§ **Short task**:
Wherever a line below holds the word "fill", copy that line.

(Stored data entries)
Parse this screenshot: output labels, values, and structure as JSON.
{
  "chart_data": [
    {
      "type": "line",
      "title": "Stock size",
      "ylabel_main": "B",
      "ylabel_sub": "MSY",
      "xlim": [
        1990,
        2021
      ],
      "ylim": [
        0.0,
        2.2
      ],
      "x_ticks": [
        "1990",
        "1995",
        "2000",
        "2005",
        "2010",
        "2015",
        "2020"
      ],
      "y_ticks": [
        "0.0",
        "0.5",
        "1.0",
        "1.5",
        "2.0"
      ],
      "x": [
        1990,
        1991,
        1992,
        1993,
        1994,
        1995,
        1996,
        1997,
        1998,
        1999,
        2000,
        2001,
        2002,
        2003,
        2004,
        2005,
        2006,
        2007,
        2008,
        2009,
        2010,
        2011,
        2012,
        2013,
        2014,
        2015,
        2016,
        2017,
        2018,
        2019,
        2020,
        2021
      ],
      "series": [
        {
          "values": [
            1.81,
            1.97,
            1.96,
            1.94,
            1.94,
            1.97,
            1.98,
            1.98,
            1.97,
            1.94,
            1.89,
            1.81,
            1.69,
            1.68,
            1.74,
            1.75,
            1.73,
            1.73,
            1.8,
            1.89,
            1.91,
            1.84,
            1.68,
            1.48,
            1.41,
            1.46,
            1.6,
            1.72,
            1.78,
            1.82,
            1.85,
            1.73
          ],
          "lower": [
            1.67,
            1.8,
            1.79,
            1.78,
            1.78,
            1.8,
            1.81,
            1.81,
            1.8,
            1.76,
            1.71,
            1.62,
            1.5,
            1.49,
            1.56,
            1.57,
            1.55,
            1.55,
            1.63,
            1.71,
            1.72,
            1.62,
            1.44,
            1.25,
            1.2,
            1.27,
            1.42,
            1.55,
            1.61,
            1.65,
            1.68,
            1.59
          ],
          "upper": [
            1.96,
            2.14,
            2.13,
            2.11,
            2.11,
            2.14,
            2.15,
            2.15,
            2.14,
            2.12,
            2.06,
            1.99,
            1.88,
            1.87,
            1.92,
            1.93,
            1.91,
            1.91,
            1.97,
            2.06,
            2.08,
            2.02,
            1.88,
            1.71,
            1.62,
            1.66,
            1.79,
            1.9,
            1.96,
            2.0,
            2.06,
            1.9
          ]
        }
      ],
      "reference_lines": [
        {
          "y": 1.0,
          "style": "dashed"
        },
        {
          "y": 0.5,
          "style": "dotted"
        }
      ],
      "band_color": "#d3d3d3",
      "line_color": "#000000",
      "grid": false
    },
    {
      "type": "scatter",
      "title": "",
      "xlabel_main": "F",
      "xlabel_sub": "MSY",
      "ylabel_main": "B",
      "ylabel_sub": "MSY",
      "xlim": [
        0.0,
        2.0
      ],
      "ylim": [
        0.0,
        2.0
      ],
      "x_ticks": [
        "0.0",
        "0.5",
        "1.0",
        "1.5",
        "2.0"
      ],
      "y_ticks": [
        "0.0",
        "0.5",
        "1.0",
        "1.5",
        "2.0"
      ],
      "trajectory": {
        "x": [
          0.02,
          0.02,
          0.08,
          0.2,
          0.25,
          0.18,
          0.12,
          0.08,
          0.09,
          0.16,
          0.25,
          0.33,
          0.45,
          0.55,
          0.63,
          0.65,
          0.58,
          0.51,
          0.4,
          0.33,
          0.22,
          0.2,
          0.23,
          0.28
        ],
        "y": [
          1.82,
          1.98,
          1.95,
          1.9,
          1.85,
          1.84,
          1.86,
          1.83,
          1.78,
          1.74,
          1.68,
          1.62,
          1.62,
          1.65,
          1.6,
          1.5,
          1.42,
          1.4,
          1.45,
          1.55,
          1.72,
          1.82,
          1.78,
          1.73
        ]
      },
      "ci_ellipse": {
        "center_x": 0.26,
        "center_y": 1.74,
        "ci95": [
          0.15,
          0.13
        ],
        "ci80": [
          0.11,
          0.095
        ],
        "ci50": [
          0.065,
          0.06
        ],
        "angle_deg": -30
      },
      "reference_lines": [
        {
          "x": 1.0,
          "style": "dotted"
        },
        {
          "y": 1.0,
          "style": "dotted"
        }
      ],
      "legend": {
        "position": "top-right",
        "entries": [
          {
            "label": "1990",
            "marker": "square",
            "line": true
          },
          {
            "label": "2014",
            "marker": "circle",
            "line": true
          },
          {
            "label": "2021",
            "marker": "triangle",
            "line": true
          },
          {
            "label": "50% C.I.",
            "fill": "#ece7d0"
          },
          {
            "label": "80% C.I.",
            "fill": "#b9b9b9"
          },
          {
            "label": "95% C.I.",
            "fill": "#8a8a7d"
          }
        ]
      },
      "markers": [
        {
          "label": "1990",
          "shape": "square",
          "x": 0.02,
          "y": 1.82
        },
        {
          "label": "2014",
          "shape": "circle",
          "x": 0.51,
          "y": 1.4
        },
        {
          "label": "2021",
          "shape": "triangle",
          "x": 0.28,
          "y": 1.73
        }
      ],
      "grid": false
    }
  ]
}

§ **Response for this exercise**:
            "fill": "#ece7d0"
            "fill": "#b9b9b9"
            "fill": "#8a8a7d"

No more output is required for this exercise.